* _SOURCE DATA_
+--
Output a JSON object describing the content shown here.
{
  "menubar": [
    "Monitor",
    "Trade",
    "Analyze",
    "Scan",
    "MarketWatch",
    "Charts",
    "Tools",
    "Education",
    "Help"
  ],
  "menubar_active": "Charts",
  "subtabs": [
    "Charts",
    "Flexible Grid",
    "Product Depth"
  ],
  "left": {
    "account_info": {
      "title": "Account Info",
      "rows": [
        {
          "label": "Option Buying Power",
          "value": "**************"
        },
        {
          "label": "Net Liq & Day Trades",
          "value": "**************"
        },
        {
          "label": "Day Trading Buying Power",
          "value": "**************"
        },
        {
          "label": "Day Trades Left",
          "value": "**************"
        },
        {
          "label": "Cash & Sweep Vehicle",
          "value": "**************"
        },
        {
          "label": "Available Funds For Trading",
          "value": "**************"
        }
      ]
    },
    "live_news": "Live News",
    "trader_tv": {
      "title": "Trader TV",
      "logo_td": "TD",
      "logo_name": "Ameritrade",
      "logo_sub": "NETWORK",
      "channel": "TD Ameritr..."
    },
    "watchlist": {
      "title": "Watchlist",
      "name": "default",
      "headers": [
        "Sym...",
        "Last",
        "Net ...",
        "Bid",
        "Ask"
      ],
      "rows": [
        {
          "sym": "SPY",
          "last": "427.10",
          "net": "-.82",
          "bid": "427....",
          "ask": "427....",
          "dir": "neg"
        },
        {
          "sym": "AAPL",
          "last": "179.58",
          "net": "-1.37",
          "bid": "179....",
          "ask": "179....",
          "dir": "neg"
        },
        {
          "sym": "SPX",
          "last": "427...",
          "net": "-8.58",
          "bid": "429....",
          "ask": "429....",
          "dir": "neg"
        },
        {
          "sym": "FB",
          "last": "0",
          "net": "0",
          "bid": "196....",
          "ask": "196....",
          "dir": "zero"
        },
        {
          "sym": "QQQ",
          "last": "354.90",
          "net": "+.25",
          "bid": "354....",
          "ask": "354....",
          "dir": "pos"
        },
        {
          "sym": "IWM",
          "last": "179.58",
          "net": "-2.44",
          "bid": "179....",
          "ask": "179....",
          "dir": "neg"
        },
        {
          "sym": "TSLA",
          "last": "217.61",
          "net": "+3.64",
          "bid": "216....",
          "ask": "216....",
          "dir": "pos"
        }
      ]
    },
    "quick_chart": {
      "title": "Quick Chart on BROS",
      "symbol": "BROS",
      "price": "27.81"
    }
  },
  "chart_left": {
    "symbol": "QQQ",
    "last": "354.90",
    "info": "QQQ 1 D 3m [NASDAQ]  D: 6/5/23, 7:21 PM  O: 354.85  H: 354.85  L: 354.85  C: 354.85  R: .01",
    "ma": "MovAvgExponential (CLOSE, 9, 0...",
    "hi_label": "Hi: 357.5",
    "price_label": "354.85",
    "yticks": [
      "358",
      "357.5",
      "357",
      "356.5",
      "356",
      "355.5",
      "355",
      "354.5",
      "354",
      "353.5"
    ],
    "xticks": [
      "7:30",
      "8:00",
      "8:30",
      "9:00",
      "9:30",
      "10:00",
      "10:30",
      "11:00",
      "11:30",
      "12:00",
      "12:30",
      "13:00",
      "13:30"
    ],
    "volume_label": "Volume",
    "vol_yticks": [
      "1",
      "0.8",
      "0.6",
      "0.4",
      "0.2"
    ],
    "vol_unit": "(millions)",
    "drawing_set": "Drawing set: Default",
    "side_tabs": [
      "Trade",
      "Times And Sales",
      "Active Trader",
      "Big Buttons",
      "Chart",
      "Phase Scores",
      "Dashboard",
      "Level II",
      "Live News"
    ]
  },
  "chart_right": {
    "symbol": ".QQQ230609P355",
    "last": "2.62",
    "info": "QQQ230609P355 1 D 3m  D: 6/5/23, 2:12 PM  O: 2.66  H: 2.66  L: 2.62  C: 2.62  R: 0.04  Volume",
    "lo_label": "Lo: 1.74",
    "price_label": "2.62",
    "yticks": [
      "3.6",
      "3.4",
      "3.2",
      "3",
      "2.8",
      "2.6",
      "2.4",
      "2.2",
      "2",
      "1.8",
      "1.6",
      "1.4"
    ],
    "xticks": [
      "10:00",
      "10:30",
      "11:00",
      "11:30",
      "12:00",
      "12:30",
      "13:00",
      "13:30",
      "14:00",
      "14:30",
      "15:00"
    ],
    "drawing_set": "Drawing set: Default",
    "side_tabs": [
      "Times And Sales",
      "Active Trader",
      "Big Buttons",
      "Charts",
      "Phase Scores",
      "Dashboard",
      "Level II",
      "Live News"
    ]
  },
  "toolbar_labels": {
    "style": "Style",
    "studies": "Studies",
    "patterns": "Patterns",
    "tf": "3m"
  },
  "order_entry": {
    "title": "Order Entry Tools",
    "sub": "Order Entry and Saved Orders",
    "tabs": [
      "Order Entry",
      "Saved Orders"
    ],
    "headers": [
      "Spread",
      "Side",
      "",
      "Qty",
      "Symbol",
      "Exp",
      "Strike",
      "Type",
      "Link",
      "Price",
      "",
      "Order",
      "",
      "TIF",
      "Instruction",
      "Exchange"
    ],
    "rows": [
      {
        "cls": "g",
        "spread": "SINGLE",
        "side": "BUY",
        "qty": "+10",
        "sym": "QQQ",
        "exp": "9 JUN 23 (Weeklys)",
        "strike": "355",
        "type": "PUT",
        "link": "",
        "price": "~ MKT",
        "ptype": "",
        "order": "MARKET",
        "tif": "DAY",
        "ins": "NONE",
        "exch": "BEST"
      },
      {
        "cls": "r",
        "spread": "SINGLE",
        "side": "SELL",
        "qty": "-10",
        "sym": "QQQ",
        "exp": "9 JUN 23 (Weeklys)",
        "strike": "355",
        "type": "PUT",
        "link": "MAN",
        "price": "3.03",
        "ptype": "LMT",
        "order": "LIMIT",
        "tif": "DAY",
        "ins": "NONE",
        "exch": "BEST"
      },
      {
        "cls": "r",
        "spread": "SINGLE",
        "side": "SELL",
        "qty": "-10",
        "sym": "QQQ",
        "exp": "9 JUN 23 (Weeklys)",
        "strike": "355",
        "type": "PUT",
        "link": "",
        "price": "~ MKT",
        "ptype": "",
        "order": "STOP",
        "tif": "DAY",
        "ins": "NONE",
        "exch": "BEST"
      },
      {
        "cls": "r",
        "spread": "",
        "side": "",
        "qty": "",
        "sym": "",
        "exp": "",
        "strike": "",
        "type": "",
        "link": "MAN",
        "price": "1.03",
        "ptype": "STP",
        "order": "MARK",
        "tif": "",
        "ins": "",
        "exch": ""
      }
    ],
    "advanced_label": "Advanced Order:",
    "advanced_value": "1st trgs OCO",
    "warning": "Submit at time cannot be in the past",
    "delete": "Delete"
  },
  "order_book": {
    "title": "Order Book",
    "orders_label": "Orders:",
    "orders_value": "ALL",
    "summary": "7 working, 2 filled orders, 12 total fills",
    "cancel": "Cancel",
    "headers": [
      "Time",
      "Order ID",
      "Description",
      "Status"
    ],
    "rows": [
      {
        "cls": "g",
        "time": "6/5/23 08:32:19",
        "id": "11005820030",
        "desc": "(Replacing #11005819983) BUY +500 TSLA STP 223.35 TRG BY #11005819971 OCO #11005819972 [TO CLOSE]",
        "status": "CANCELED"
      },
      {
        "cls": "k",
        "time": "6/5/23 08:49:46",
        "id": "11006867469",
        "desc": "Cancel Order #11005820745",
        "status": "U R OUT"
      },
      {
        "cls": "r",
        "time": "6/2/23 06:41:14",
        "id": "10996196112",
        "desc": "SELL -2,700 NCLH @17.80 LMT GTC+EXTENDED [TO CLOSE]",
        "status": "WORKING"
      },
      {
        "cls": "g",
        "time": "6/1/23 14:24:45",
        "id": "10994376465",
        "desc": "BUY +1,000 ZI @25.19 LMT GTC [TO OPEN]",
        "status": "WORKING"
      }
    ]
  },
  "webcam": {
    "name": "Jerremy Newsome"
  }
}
+--
* _EXERCISE AIM_
Give the number of lines in the listing above that hold the string "Saved", with nothing else.

* _SOLUTION TO THE PROBLEM_
2